TASK REQUIREMENTS:
Produce an exact copy of all the data below, dropping every image.

GIVEN DATA:
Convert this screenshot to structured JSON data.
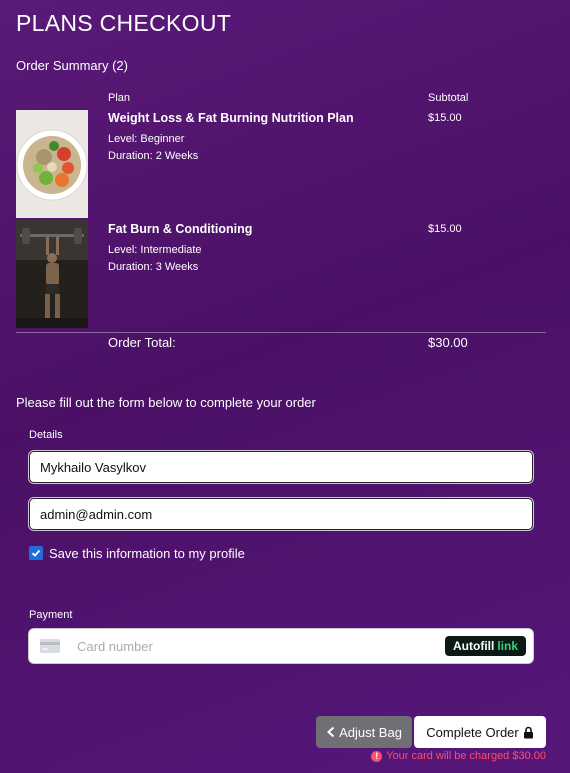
{
  "page": {
    "title": "PLANS CHECKOUT"
  },
  "summary": {
    "heading": "Order Summary (2)",
    "col_plan": "Plan",
    "col_subtotal": "Subtotal",
    "items": [
      {
        "name": "Weight Loss & Fat Burning Nutrition Plan",
        "level": "Level: Beginner",
        "duration": "Duration: 2 Weeks",
        "price": "$15.00",
        "image_icon": "salad-bowl-image"
      },
      {
        "name": "Fat Burn & Conditioning",
        "level": "Level: Intermediate",
        "duration": "Duration: 3 Weeks",
        "price": "$15.00",
        "image_icon": "weightlifter-image"
      }
    ],
    "total_label": "Order Total:",
    "total_value": "$30.00"
  },
  "form": {
    "instructions": "Please fill out the form below to complete your order",
    "details_label": "Details",
    "name_value": "Mykhailo Vasylkov",
    "email_value": "admin@admin.com",
    "save_label": "Save this information to my profile",
    "save_checked": true,
    "payment_label": "Payment",
    "card_placeholder": "Card number",
    "autofill_word": "Autofill",
    "link_word": "link"
  },
  "actions": {
    "adjust_label": "Adjust Bag",
    "complete_label": "Complete Order",
    "charge_note": "Your card will be charged $30.00"
  },
  "colors": {
    "background": "#4b1066",
    "accent_checkbox": "#1e6fd9",
    "warning": "#ff4d6d",
    "link_green": "#34d27a"
  }
}
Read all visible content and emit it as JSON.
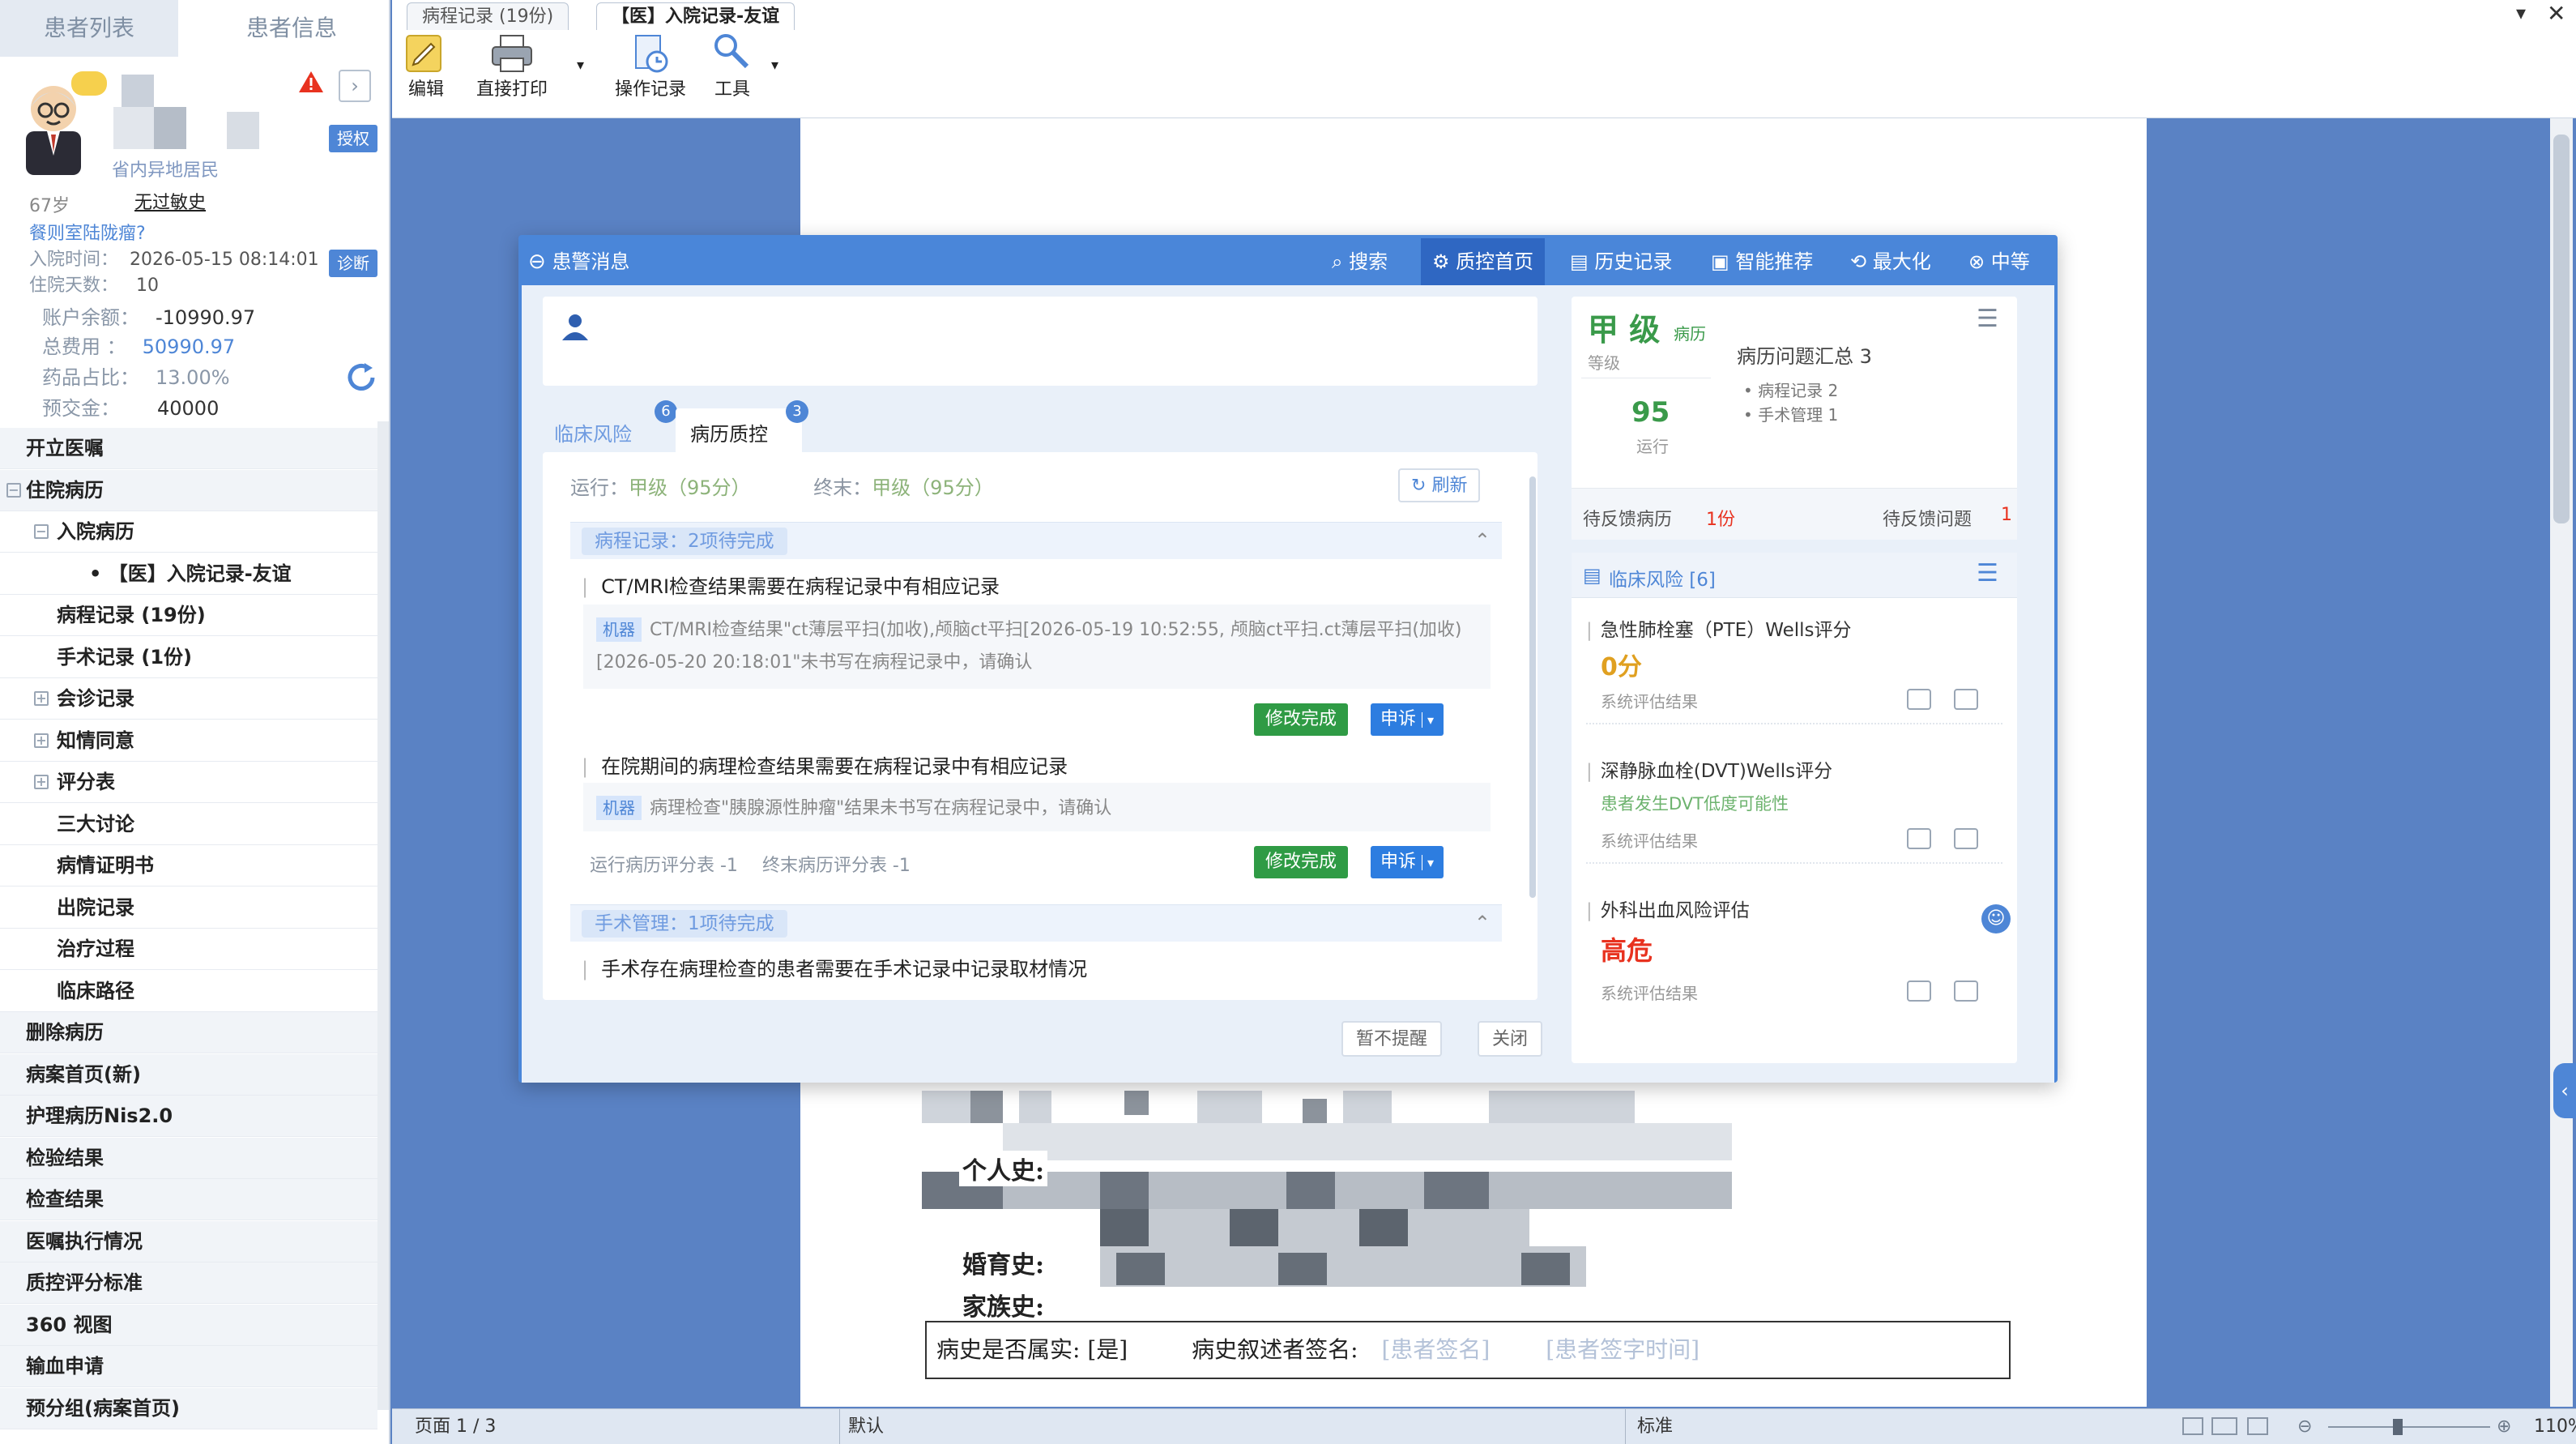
{
  "sidebar": {
    "tab_list": "患者列表",
    "tab_info": "患者信息",
    "patient": {
      "insurance_tag": "省内异地居民",
      "auth_button": "授权",
      "age": "67岁",
      "allergy": "无过敏史",
      "diagnosis": "餐则室陆陇瘤?",
      "admit_label": "入院时间：",
      "admit_time": "2026-05-15 08:14:01",
      "diag_button": "诊断",
      "days_label": "住院天数：",
      "days": "10",
      "balance_label": "账户余额：",
      "balance": "-10990.97",
      "total_label": "总费用   ：",
      "total": "50990.97",
      "drug_label": "药品占比：",
      "drug_ratio": "13.00%",
      "prepay_label": "预交金：",
      "prepay": "40000"
    },
    "nav": [
      {
        "label": "开立医嘱",
        "level": 0
      },
      {
        "label": "住院病历",
        "level": 0,
        "toggle": "−"
      },
      {
        "label": "入院病历",
        "level": 1,
        "toggle": "−"
      },
      {
        "label": "• 【医】入院记录-友谊",
        "level": 2
      },
      {
        "label": "病程记录 (19份)",
        "level": 1
      },
      {
        "label": "手术记录 (1份)",
        "level": 1
      },
      {
        "label": "会诊记录",
        "level": 1,
        "toggle": "+"
      },
      {
        "label": "知情同意",
        "level": 1,
        "toggle": "+"
      },
      {
        "label": "评分表",
        "level": 1,
        "toggle": "+"
      },
      {
        "label": "三大讨论",
        "level": 1
      },
      {
        "label": "病情证明书",
        "level": 1
      },
      {
        "label": "出院记录",
        "level": 1
      },
      {
        "label": "治疗过程",
        "level": 1
      },
      {
        "label": "临床路径",
        "level": 1
      },
      {
        "label": "删除病历",
        "level": 0
      },
      {
        "label": "病案首页(新)",
        "level": 0
      },
      {
        "label": "护理病历Nis2.0",
        "level": 0
      },
      {
        "label": "检验结果",
        "level": 0
      },
      {
        "label": "检查结果",
        "level": 0
      },
      {
        "label": "医嘱执行情况",
        "level": 0
      },
      {
        "label": "质控评分标准",
        "level": 0
      },
      {
        "label": "360 视图",
        "level": 0
      },
      {
        "label": "输血申请",
        "level": 0
      },
      {
        "label": "预分组(病案首页)",
        "level": 0
      }
    ]
  },
  "tabs": {
    "t1": "病程记录 (19份)",
    "t2": "【医】入院记录-友谊"
  },
  "toolbar": {
    "edit": "编辑",
    "print": "直接打印",
    "oplog": "操作记录",
    "tools": "工具"
  },
  "dialog": {
    "title": "患警消息",
    "search": "搜索",
    "home": "质控首页",
    "history": "历史记录",
    "recommend": "智能推荐",
    "maximize": "最大化",
    "minimize": "中等",
    "tab_clinical": "临床风险",
    "tab_quality": "病历质控",
    "badge_clinical": "6",
    "badge_quality": "3",
    "run_label": "运行：",
    "run_value": "甲级（95分）",
    "end_label": "终末：",
    "end_value": "甲级（95分）",
    "refresh": "刷新",
    "sec1": "病程记录：2项待完成",
    "item1_title": "CT/MRI检查结果需要在病程记录中有相应记录",
    "item1_tag": "机器",
    "item1_text": "CT/MRI检查结果\"ct薄层平扫(加收),颅脑ct平扫[2026-05-19 10:52:55, 颅脑ct平扫.ct薄层平扫(加收)[2026-05-20 20:18:01\"未书写在病程记录中，请确认",
    "fix_done": "修改完成",
    "appeal": "申诉",
    "item2_title": "在院期间的病理检查结果需要在病程记录中有相应记录",
    "item2_tag": "机器",
    "item2_text": "病理检查\"胰腺源性肿瘤\"结果未书写在病程记录中，请确认",
    "score_run": "运行病历评分表 -1",
    "score_end": "终末病历评分表 -1",
    "sec2": "手术管理：1项待完成",
    "item3_title": "手术存在病理检查的患者需要在手术记录中记录取材情况",
    "no_remind": "暂不提醒",
    "close": "关闭",
    "grade": "甲 级",
    "grade_suffix": "病历",
    "grade_label": "等级",
    "score": "95",
    "score_label": "运行",
    "summary_title": "病历问题汇总 3",
    "summary_items": [
      "• 病程记录 2",
      "• 手术管理 1"
    ],
    "pending_records_label": "待反馈病历",
    "pending_records": "1份",
    "pending_issues_label": "待反馈问题",
    "pending_issues": "1",
    "risk_header": "临床风险 [6]",
    "risk1_title": "急性肺栓塞（PTE）Wells评分",
    "risk1_value": "0分",
    "risk1_note": "系统评估结果",
    "risk2_title": "深静脉血栓(DVT)Wells评分",
    "risk2_value": "患者发生DVT低度可能性",
    "risk2_note": "系统评估结果",
    "risk3_title": "外科出血风险评估",
    "risk3_value": "高危",
    "risk3_note": "系统评估结果"
  },
  "doc": {
    "personal": "个人史:",
    "marital": "婚育史:",
    "family": "家族史:",
    "verify": "病史是否属实: [是]",
    "narrator": "病史叙述者签名:",
    "sig_placeholder": "[患者签名]",
    "time_placeholder": "[患者签字时间]"
  },
  "status": {
    "page": "页面 1 / 3",
    "mode": "默认",
    "std": "标准",
    "zoom": "110%"
  },
  "colors": {
    "accent": "#4a86d9",
    "danger": "#e8321f",
    "ok": "#2f9b45"
  }
}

RESULT BELOW:
Convert this screenshot to structured JSON data.
{
  "page": {
    "title": "PLANS CHECKOUT"
  },
  "summary": {
    "heading": "Order Summary (2)",
    "col_plan": "Plan",
    "col_subtotal": "Subtotal",
    "items": [
      {
        "name": "Weight Loss & Fat Burning Nutrition Plan",
        "level": "Level: Beginner",
        "duration": "Duration: 2 Weeks",
        "price": "$15.00",
        "image_icon": "salad-bowl-image"
      },
      {
        "name": "Fat Burn & Conditioning",
        "level": "Level: Intermediate",
        "duration": "Duration: 3 Weeks",
        "price": "$15.00",
        "image_icon": "weightlifter-image"
      }
    ],
    "total_label": "Order Total:",
    "total_value": "$30.00"
  },
  "form": {
    "instructions": "Please fill out the form below to complete your order",
    "details_label": "Details",
    "name_value": "Mykhailo Vasylkov",
    "email_value": "admin@admin.com",
    "save_label": "Save this information to my profile",
    "save_checked": true,
    "payment_label": "Payment",
    "card_placeholder": "Card number",
    "autofill_word": "Autofill",
    "link_word": "link"
  },
  "actions": {
    "adjust_label": "Adjust Bag",
    "complete_label": "Complete Order",
    "charge_note": "Your card will be charged $30.00"
  },
  "colors": {
    "background": "#4b1066",
    "accent_checkbox": "#1e6fd9",
    "warning": "#ff4d6d",
    "link_green": "#34d27a"
  }
}
Read all visible content and emit it as JSON.
{
  "sidebar": {
    "tab_list": "患者列表",
    "tab_info": "患者信息",
    "patient": {
      "insurance_tag": "省内异地居民",
      "auth_button": "授权",
      "age": "67岁",
      "allergy": "无过敏史",
      "diagnosis": "餐则室陆陇瘤?",
      "admit_label": "入院时间：",
      "admit_time": "2026-05-15 08:14:01",
      "diag_button": "诊断",
      "days_label": "住院天数：",
      "days": "10",
      "balance_label": "账户余额：",
      "balance": "-10990.97",
      "total_label": "总费用   ：",
      "total": "50990.97",
      "drug_label": "药品占比：",
      "drug_ratio": "13.00%",
      "prepay_label": "预交金：",
      "prepay": "40000"
    },
    "nav": [
      {
        "label": "开立医嘱",
        "level": 0
      },
      {
        "label": "住院病历",
        "level": 0,
        "toggle": "−"
      },
      {
        "label": "入院病历",
        "level": 1,
        "toggle": "−"
      },
      {
        "label": "• 【医】入院记录-友谊",
        "level": 2
      },
      {
        "label": "病程记录 (19份)",
        "level": 1
      },
      {
        "label": "手术记录 (1份)",
        "level": 1
      },
      {
        "label": "会诊记录",
        "level": 1,
        "toggle": "+"
      },
      {
        "label": "知情同意",
        "level": 1,
        "toggle": "+"
      },
      {
        "label": "评分表",
        "level": 1,
        "toggle": "+"
      },
      {
        "label": "三大讨论",
        "level": 1
      },
      {
        "label": "病情证明书",
        "level": 1
      },
      {
        "label": "出院记录",
        "level": 1
      },
      {
        "label": "治疗过程",
        "level": 1
      },
      {
        "label": "临床路径",
        "level": 1
      },
      {
        "label": "删除病历",
        "level": 0
      },
      {
        "label": "病案首页(新)",
        "level": 0
      },
      {
        "label": "护理病历Nis2.0",
        "level": 0
      },
      {
        "label": "检验结果",
        "level": 0
      },
      {
        "label": "检查结果",
        "level": 0
      },
      {
        "label": "医嘱执行情况",
        "level": 0
      },
      {
        "label": "质控评分标准",
        "level": 0
      },
      {
        "label": "360 视图",
        "level": 0
      },
      {
        "label": "输血申请",
        "level": 0
      },
      {
        "label": "预分组(病案首页)",
        "level": 0
      }
    ]
  },
  "tabs": {
    "t1": "病程记录 (19份)",
    "t2": "【医】入院记录-友谊"
  },
  "toolbar": {
    "edit": "编辑",
    "print": "直接打印",
    "oplog": "操作记录",
    "tools": "工具"
  },
  "dialog": {
    "title": "患警消息",
    "search": "搜索",
    "home": "质控首页",
    "history": "历史记录",
    "recommend": "智能推荐",
    "maximize": "最大化",
    "minimize": "中等",
    "tab_clinical": "临床风险",
    "tab_quality": "病历质控",
    "badge_clinical": "6",
    "badge_quality": "3",
    "run_label": "运行：",
    "run_value": "甲级（95分）",
    "end_label": "终末：",
    "end_value": "甲级（95分）",
    "refresh": "刷新",
    "sec1": "病程记录：2项待完成",
    "item1_title": "CT/MRI检查结果需要在病程记录中有相应记录",
    "item1_tag": "机器",
    "item1_text": "CT/MRI检查结果\"ct薄层平扫(加收),颅脑ct平扫[2026-05-19 10:52:55, 颅脑ct平扫.ct薄层平扫(加收)[2026-05-20 20:18:01\"未书写在病程记录中，请确认",
    "fix_done": "修改完成",
    "appeal": "申诉",
    "item2_title": "在院期间的病理检查结果需要在病程记录中有相应记录",
    "item2_tag": "机器",
    "item2_text": "病理检查\"胰腺源性肿瘤\"结果未书写在病程记录中，请确认",
    "score_run": "运行病历评分表 -1",
    "score_end": "终末病历评分表 -1",
    "sec2": "手术管理：1项待完成",
    "item3_title": "手术存在病理检查的患者需要在手术记录中记录取材情况",
    "no_remind": "暂不提醒",
    "close": "关闭",
    "grade": "甲 级",
    "grade_suffix": "病历",
    "grade_label": "等级",
    "score": "95",
    "score_label": "运行",
    "summary_title": "病历问题汇总 3",
    "summary_items": [
      "• 病程记录 2",
      "• 手术管理 1"
    ],
    "pending_records_label": "待反馈病历",
    "pending_records": "1份",
    "pending_issues_label": "待反馈问题",
    "pending_issues": "1",
    "risk_header": "临床风险 [6]",
    "risk1_title": "急性肺栓塞（PTE）Wells评分",
    "risk1_value": "0分",
    "risk1_note": "系统评估结果",
    "risk2_title": "深静脉血栓(DVT)Wells评分",
    "risk2_value": "患者发生DVT低度可能性",
    "risk2_note": "系统评估结果",
    "risk3_title": "外科出血风险评估",
    "risk3_value": "高危",
    "risk3_note": "系统评估结果"
  },
  "doc": {
    "personal": "个人史:",
    "marital": "婚育史:",
    "family": "家族史:",
    "verify": "病史是否属实: [是]",
    "narrator": "病史叙述者签名:",
    "sig_placeholder": "[患者签名]",
    "time_placeholder": "[患者签字时间]"
  },
  "status": {
    "page": "页面 1 / 3",
    "mode": "默认",
    "std": "标准",
    "zoom": "110%"
  },
  "colors": {
    "accent": "#4a86d9",
    "danger": "#e8321f",
    "ok": "#2f9b45"
  }
}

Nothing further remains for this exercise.